• INSTRUCTIONS FOR THE TASK:
From the entries below, list each line with "axis".

• MATERIAL PROVIDED:
○ ○ ○ ○ ○ ○ ○

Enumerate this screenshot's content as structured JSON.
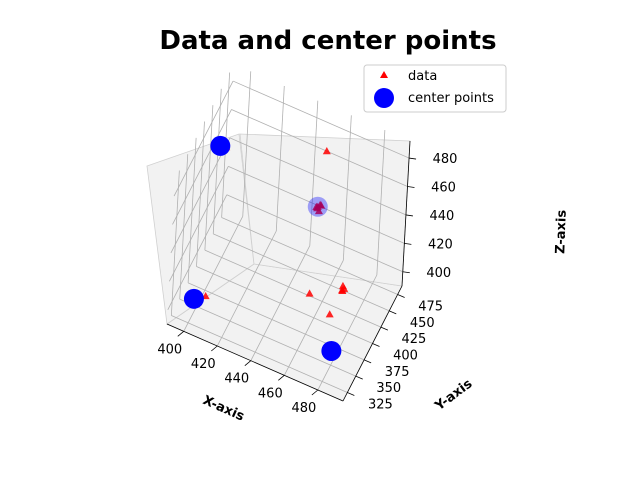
{
  "chart_data": {
    "type": "scatter",
    "projection": "3d",
    "title": "Data and center points",
    "xlabel": "X-axis",
    "ylabel": "Y-axis",
    "zlabel": "Z-axis",
    "xlim": [
      390,
      495
    ],
    "ylim": [
      312,
      488
    ],
    "zlim": [
      390,
      492
    ],
    "xticks": [
      400,
      420,
      440,
      460,
      480
    ],
    "yticks": [
      325,
      350,
      375,
      400,
      425,
      450,
      475
    ],
    "zticks": [
      400,
      420,
      440,
      460,
      480
    ],
    "grid": true,
    "legend_position": "upper-right",
    "series": [
      {
        "name": "data",
        "marker": "triangle",
        "color": "#ff0000",
        "points": [
          [
            400,
            400,
            480
          ],
          [
            401,
            401,
            481
          ],
          [
            402,
            399,
            482
          ],
          [
            399,
            402,
            479
          ],
          [
            400,
            399,
            483
          ],
          [
            402,
            402,
            478
          ],
          [
            398,
            400,
            481
          ],
          [
            401,
            398,
            480
          ],
          [
            400,
            420,
            470
          ],
          [
            480,
            350,
            400
          ],
          [
            481,
            352,
            401
          ],
          [
            479,
            351,
            399
          ],
          [
            482,
            350,
            402
          ],
          [
            480,
            348,
            400
          ],
          [
            481,
            349,
            398
          ],
          [
            470,
            395,
            400
          ],
          [
            455,
            410,
            400
          ],
          [
            400,
            340,
            400
          ],
          [
            401,
            341,
            401
          ],
          [
            402,
            339,
            400
          ],
          [
            399,
            342,
            399
          ],
          [
            401,
            340,
            402
          ],
          [
            402,
            341,
            398
          ],
          [
            405,
            350,
            400
          ],
          [
            450,
            450,
            440
          ],
          [
            451,
            452,
            441
          ],
          [
            449,
            451,
            439
          ],
          [
            452,
            450,
            442
          ],
          [
            450,
            448,
            440
          ],
          [
            451,
            449,
            438
          ],
          [
            450,
            470,
            470
          ],
          [
            470,
            432,
            400
          ],
          [
            470,
            434,
            402
          ],
          [
            471,
            433,
            401
          ],
          [
            470,
            433,
            399
          ]
        ]
      },
      {
        "name": "center points",
        "marker": "circle",
        "color": "#0000ff",
        "points": [
          [
            400,
            400,
            480
          ],
          [
            480,
            350,
            400
          ],
          [
            400,
            340,
            400
          ],
          [
            450,
            450,
            440
          ]
        ]
      }
    ]
  }
}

○ ○ ○ ○ ○ ○ ○

• SOLUTION TO THE PROBLEM:
    "xlabel": "X-axis",
    "ylabel": "Y-axis",
    "zlabel": "Z-axis",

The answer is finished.